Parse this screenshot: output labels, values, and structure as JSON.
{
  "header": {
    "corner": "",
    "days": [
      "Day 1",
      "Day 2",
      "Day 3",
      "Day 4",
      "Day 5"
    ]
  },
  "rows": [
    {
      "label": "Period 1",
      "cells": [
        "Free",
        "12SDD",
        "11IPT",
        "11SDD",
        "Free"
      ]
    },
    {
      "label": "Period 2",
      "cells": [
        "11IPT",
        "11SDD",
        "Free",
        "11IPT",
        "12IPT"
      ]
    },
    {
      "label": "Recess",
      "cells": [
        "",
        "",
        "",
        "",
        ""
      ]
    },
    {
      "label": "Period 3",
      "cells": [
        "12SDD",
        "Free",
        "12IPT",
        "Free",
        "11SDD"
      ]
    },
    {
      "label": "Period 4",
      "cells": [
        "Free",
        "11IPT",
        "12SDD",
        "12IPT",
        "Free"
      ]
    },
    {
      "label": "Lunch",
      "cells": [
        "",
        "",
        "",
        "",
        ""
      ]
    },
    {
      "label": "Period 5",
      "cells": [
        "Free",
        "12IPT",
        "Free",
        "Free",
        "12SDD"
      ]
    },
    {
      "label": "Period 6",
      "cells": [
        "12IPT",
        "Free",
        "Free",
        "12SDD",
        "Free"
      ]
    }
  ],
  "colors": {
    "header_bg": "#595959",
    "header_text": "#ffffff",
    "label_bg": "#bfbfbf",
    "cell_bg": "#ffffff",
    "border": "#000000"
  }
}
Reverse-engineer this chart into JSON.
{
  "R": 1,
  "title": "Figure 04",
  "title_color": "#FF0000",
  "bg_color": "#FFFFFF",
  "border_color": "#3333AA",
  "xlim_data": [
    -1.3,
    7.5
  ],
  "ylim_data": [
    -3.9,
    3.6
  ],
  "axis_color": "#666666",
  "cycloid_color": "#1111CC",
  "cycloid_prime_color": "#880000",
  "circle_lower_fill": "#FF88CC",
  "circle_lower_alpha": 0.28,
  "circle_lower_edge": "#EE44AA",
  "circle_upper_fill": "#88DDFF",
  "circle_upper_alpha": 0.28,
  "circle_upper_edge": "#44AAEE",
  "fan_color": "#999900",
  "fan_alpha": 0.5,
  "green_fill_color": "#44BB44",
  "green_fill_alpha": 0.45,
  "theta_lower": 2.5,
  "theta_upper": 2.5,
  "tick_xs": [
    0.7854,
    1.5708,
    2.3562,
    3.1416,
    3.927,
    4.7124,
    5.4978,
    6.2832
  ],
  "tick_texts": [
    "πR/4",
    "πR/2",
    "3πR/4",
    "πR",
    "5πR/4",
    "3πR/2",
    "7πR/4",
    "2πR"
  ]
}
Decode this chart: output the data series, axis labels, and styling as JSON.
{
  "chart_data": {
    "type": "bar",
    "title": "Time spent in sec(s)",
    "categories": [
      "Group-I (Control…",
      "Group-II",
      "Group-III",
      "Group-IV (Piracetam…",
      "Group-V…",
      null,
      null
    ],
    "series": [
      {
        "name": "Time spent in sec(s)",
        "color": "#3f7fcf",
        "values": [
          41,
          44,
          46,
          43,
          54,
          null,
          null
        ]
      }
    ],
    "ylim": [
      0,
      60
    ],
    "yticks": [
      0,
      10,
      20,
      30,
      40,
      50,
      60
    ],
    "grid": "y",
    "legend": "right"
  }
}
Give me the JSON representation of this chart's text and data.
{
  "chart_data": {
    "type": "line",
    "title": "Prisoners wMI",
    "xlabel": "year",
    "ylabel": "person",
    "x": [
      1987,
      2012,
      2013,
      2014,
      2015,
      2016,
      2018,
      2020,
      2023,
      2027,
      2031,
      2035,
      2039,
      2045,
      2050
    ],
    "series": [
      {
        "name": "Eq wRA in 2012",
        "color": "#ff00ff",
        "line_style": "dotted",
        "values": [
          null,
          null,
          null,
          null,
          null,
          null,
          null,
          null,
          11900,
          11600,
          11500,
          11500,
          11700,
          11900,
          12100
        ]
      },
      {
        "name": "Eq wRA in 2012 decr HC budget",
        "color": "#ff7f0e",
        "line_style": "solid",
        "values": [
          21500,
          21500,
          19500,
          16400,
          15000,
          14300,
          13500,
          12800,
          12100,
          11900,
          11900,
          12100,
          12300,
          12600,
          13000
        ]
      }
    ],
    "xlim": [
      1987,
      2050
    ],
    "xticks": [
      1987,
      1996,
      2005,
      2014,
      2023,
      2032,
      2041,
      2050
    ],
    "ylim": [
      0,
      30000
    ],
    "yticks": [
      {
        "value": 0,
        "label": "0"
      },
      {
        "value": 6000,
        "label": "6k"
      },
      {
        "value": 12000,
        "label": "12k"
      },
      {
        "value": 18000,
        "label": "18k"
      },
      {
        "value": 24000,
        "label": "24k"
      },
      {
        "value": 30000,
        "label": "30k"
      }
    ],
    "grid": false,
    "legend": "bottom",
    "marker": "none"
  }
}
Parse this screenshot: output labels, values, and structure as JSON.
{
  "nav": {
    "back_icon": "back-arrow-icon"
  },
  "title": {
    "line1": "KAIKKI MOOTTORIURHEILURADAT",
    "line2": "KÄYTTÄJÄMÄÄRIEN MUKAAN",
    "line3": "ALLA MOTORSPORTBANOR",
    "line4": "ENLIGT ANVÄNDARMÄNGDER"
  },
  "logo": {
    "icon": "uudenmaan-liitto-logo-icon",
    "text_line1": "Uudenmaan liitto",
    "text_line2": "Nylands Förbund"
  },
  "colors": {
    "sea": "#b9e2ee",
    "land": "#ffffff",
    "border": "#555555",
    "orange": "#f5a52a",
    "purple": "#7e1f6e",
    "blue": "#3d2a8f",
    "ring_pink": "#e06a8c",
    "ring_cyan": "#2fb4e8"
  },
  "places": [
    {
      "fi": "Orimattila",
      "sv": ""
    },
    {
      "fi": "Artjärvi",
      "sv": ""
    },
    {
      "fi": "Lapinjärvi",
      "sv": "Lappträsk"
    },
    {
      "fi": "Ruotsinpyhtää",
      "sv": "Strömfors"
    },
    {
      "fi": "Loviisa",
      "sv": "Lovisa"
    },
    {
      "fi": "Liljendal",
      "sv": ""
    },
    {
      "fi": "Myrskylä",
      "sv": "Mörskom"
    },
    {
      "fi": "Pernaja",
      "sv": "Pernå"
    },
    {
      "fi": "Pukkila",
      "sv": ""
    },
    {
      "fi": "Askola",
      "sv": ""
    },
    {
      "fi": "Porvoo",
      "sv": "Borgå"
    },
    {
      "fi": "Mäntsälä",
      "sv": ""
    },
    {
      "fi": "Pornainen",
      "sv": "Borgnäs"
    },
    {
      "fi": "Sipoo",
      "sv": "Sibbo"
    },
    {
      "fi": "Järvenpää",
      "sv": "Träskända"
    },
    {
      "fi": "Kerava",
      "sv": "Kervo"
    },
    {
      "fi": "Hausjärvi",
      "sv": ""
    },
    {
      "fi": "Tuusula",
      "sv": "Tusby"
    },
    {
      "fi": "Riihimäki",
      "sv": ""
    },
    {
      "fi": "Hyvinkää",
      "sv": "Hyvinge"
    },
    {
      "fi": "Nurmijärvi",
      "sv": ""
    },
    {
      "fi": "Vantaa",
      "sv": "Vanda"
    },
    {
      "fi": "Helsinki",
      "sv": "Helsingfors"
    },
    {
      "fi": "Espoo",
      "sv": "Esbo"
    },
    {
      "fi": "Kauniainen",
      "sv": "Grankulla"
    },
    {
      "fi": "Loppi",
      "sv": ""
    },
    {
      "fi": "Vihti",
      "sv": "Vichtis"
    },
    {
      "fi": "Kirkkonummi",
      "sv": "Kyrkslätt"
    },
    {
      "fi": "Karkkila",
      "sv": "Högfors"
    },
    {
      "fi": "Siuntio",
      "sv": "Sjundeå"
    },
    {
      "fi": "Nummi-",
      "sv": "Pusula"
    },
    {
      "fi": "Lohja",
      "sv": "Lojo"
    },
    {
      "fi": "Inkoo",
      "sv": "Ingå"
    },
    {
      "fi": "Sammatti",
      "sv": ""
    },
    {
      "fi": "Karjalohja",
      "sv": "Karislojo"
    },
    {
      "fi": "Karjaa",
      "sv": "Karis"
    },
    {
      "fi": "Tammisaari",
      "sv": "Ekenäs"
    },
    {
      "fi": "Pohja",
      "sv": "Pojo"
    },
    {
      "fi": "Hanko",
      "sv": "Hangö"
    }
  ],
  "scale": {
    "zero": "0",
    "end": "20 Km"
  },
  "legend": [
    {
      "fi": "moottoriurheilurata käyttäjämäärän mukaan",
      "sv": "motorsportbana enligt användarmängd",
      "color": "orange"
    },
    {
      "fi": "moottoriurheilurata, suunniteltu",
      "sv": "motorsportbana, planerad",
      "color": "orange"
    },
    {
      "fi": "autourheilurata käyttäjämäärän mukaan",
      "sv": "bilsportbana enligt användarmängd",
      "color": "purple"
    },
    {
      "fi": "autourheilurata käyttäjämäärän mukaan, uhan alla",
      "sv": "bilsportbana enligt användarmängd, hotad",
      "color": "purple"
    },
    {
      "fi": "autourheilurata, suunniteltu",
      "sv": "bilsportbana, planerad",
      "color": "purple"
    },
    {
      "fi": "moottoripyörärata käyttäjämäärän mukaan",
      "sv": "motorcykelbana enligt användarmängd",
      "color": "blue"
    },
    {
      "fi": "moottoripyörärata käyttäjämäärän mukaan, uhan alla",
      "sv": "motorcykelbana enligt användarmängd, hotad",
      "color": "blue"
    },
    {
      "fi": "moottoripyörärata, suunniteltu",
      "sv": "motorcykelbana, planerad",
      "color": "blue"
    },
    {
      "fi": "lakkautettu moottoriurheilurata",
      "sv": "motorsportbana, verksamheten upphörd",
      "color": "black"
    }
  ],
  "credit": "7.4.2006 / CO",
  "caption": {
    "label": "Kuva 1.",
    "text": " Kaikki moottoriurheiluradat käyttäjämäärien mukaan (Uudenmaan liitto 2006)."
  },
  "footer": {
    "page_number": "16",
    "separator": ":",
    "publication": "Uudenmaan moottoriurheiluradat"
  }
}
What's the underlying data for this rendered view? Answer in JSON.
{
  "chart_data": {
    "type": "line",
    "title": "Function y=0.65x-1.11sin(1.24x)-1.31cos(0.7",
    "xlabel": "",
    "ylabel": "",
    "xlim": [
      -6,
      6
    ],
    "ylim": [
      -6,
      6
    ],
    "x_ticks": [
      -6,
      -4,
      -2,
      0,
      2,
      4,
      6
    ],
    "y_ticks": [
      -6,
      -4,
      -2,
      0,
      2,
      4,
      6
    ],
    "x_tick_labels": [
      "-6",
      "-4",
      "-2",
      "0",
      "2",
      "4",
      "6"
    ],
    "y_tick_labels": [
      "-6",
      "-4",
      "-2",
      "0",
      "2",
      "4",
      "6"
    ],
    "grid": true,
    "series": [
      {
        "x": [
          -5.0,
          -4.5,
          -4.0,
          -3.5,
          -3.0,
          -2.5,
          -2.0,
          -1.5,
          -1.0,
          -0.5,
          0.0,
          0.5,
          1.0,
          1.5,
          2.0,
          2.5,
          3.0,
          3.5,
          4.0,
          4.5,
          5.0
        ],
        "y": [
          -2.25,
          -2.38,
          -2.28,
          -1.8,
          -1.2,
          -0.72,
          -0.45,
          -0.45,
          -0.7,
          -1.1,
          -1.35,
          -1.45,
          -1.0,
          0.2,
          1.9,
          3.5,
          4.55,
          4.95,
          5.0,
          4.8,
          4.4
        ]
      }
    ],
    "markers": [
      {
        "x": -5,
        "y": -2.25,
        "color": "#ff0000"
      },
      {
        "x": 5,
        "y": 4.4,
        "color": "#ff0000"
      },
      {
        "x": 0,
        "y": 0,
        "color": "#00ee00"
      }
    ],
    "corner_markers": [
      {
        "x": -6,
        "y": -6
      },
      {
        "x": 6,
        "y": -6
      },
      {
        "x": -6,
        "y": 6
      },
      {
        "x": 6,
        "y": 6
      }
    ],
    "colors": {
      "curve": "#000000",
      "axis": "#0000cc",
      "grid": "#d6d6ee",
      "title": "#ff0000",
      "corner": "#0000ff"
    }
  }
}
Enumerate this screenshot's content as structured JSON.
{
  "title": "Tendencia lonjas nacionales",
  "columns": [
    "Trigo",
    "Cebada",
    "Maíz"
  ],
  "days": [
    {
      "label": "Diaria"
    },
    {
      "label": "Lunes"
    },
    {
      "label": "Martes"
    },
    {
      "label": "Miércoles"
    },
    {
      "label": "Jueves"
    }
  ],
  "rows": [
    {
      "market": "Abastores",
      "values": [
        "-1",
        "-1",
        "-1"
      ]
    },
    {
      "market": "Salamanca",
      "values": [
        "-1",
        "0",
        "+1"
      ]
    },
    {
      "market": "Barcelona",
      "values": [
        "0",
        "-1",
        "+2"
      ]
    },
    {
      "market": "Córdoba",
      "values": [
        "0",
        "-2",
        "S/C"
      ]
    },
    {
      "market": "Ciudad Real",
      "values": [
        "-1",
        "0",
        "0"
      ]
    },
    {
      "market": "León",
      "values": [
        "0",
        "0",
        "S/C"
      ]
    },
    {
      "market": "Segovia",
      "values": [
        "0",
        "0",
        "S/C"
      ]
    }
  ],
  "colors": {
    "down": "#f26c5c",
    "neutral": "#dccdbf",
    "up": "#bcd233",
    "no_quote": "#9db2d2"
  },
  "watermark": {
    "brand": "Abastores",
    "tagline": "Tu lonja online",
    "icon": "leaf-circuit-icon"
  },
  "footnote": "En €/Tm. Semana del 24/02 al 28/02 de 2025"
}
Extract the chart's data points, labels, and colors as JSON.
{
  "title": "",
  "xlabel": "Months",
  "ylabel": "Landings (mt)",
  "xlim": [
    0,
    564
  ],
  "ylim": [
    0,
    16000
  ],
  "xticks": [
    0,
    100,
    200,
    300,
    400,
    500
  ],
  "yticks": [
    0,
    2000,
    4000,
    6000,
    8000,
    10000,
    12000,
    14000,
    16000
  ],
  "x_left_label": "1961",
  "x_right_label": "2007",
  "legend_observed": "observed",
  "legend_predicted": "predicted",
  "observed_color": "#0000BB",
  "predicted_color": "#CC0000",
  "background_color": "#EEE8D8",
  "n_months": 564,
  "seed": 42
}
------------
How many of the lines above contain the string "JSON"? Give the number only.

● **RESPONSE**: 8